--- Your objective ---
Return the listing word for word, as given.

--- Data extract ---
=-=-=

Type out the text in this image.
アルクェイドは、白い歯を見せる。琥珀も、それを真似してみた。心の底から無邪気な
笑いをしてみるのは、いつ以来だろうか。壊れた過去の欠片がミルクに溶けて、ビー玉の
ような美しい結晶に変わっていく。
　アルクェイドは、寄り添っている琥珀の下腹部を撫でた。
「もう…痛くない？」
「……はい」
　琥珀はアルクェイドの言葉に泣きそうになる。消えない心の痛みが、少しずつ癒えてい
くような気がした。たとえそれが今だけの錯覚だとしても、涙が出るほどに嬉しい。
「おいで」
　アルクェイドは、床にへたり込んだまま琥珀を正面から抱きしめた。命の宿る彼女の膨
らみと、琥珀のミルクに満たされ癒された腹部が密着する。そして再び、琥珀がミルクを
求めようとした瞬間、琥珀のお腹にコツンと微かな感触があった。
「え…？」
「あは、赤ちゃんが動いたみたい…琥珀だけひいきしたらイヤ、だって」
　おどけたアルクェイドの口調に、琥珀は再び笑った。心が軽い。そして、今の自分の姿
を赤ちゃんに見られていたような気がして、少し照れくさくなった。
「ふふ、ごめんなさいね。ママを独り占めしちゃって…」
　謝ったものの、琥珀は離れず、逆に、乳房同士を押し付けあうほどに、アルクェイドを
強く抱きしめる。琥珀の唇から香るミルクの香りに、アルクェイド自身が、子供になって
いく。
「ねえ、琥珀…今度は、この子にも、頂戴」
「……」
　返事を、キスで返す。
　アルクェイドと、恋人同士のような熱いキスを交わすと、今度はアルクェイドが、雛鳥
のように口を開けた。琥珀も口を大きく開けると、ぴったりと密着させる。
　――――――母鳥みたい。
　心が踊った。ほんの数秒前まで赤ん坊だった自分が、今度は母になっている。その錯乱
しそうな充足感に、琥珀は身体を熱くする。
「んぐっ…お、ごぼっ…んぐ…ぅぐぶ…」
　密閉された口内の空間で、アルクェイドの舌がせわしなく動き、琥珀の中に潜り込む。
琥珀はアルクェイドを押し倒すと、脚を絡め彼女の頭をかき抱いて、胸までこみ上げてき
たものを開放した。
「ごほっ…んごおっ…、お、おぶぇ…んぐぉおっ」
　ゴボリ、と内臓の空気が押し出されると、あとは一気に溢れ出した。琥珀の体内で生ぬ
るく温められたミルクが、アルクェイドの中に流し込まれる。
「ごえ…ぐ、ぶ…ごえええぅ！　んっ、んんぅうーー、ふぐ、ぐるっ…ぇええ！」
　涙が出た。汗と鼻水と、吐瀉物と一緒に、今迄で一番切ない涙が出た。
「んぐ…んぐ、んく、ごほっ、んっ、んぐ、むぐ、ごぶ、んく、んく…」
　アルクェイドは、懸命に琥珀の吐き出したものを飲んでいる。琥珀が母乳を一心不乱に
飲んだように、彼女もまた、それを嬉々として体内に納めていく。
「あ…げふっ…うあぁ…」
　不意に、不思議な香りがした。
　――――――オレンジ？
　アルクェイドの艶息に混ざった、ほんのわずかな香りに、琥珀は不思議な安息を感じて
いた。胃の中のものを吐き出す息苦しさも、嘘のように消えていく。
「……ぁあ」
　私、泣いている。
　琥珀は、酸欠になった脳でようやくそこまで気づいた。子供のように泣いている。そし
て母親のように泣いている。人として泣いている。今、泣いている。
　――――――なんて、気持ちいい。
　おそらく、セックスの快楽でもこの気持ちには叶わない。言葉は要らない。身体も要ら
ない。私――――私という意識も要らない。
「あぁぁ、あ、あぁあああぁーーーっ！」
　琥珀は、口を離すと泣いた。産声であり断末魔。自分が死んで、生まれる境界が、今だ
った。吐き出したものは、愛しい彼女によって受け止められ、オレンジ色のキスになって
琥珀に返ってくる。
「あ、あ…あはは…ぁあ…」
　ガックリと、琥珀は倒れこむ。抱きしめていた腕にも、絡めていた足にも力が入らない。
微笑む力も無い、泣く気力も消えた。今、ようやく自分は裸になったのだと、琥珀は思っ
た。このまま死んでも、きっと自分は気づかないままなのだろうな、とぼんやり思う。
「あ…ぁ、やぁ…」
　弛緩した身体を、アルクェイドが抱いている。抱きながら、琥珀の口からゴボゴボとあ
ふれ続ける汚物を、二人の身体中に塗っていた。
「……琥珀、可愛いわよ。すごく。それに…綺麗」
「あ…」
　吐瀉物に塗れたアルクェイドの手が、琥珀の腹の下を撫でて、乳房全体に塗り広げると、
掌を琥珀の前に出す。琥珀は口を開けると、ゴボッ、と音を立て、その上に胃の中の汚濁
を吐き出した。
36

=-=-=

--- Task solution ---
Type out the text in this image.
アルクェイドは、白い歯を見せる。琥珀も、それを真似してみた。心の底から無邪気な
笑いをしてみるのは、いつ以来だろうか。壊れた過去の欠片がミルクに溶けて、ビー玉の
ような美しい結晶に変わっていく。
　アルクェイドは、寄り添っている琥珀の下腹部を撫でた。
「もう…痛くない？」
「……はい」
　琥珀はアルクェイドの言葉に泣きそうになる。消えない心の痛みが、少しずつ癒えてい
くような気がした。たとえそれが今だけの錯覚だとしても、涙が出るほどに嬉しい。
「おいで」
　アルクェイドは、床にへたり込んだまま琥珀を正面から抱きしめた。命の宿る彼女の膨
らみと、琥珀のミルクに満たされ癒された腹部が密着する。そして再び、琥珀がミルクを
求めようとした瞬間、琥珀のお腹にコツンと微かな感触があった。
「え…？」
「あは、赤ちゃんが動いたみたい…琥珀だけひいきしたらイヤ、だって」
　おどけたアルクェイドの口調に、琥珀は再び笑った。心が軽い。そして、今の自分の姿
を赤ちゃんに見られていたような気がして、少し照れくさくなった。
「ふふ、ごめんなさいね。ママを独り占めしちゃって…」
　謝ったものの、琥珀は離れず、逆に、乳房同士を押し付けあうほどに、アルクェイドを
強く抱きしめる。琥珀の唇から香るミルクの香りに、アルクェイド自身が、子供になって
いく。
「ねえ、琥珀…今度は、この子にも、頂戴」
「……」
　返事を、キスで返す。
　アルクェイドと、恋人同士のような熱いキスを交わすと、今度はアルクェイドが、雛鳥
のように口を開けた。琥珀も口を大きく開けると、ぴったりと密着させる。
　――――――母鳥みたい。
　心が踊った。ほんの数秒前まで赤ん坊だった自分が、今度は母になっている。その錯乱
しそうな充足感に、琥珀は身体を熱くする。
「んぐっ…お、ごぼっ…んぐ…ぅぐぶ…」
　密閉された口内の空間で、アルクェイドの舌がせわしなく動き、琥珀の中に潜り込む。
琥珀はアルクェイドを押し倒すと、脚を絡め彼女の頭をかき抱いて、胸までこみ上げてき
たものを開放した。
「ごほっ…んごおっ…、お、おぶぇ…んぐぉおっ」
　ゴボリ、と内臓の空気が押し出されると、あとは一気に溢れ出した。琥珀の体内で生ぬ
るく温められたミルクが、アルクェイドの中に流し込まれる。
「ごえ…ぐ、ぶ…ごえええぅ！　んっ、んんぅうーー、ふぐ、ぐるっ…ぇええ！」
　涙が出た。汗と鼻水と、吐瀉物と一緒に、今迄で一番切ない涙が出た。
「んぐ…んぐ、んく、ごほっ、んっ、んぐ、むぐ、ごぶ、んく、んく…」
　アルクェイドは、懸命に琥珀の吐き出したものを飲んでいる。琥珀が母乳を一心不乱に
飲んだように、彼女もまた、それを嬉々として体内に納めていく。
「あ…げふっ…うあぁ…」
　不意に、不思議な香りがした。
　――――――オレンジ？
　アルクェイドの艶息に混ざった、ほんのわずかな香りに、琥珀は不思議な安息を感じて
いた。胃の中のものを吐き出す息苦しさも、嘘のように消えていく。
「……ぁあ」
　私、泣いている。
　琥珀は、酸欠になった脳でようやくそこまで気づいた。子供のように泣いている。そし
て母親のように泣いている。人として泣いている。今、泣いている。
　――――――なんて、気持ちいい。
　おそらく、セックスの快楽でもこの気持ちには叶わない。言葉は要らない。身体も要ら
ない。私――――私という意識も要らない。
「あぁぁ、あ、あぁあああぁーーーっ！」
　琥珀は、口を離すと泣いた。産声であり断末魔。自分が死んで、生まれる境界が、今だ
った。吐き出したものは、愛しい彼女によって受け止められ、オレンジ色のキスになって
琥珀に返ってくる。
「あ、あ…あはは…ぁあ…」
　ガックリと、琥珀は倒れこむ。抱きしめていた腕にも、絡めていた足にも力が入らない。
微笑む力も無い、泣く気力も消えた。今、ようやく自分は裸になったのだと、琥珀は思っ
た。このまま死んでも、きっと自分は気づかないままなのだろうな、とぼんやり思う。
「あ…ぁ、やぁ…」
　弛緩した身体を、アルクェイドが抱いている。抱きながら、琥珀の口からゴボゴボとあ
ふれ続ける汚物を、二人の身体中に塗っていた。
「……琥珀、可愛いわよ。すごく。それに…綺麗」
「あ…」
　吐瀉物に塗れたアルクェイドの手が、琥珀の腹の下を撫でて、乳房全体に塗り広げると、
掌を琥珀の前に出す。琥珀は口を開けると、ゴボッ、と音を立て、その上に胃の中の汚濁
を吐き出した。
36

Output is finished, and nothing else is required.